* SHORT PROBLEM
Copy every line of the following data that includes the string "Dennison".

◇ ◇ ◇

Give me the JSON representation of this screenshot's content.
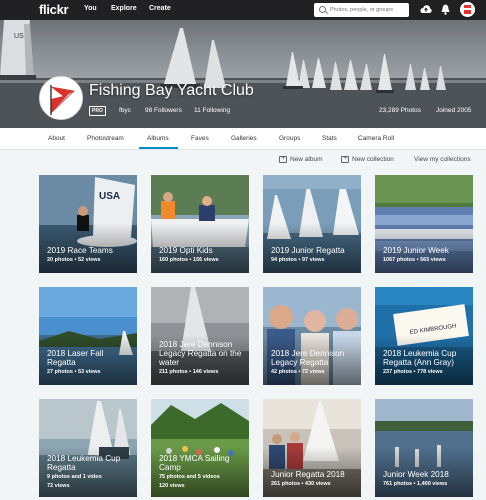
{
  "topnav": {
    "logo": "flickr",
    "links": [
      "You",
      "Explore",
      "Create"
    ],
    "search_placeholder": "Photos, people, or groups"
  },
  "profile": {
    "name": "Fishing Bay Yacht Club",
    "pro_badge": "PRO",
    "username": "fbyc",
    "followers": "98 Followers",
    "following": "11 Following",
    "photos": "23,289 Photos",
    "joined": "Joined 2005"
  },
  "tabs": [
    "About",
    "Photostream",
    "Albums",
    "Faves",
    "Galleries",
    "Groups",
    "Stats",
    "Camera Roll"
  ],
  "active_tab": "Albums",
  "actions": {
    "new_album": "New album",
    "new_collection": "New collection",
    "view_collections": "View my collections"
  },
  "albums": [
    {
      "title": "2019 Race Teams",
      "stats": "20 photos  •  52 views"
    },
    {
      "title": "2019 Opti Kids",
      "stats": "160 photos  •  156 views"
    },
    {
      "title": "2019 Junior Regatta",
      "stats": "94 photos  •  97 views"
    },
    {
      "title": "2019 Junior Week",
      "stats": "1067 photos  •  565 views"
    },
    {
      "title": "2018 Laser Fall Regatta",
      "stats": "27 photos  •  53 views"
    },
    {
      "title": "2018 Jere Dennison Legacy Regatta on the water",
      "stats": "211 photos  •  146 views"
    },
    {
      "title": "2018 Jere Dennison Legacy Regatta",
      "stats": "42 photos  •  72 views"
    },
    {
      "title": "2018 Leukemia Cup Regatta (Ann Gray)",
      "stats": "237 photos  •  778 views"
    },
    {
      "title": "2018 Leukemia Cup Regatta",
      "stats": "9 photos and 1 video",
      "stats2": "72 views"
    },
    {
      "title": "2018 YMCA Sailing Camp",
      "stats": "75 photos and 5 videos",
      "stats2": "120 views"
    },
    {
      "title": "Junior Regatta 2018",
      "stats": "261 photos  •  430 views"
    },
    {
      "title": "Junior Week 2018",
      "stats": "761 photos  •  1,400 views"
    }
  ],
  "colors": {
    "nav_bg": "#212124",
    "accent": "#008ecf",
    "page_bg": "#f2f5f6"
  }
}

◇ ◇ ◇

* WRITTEN REPLY
      "title": "2018 Jere Dennison Legacy Regatta on the water",
      "title": "2018 Jere Dennison Legacy Regatta",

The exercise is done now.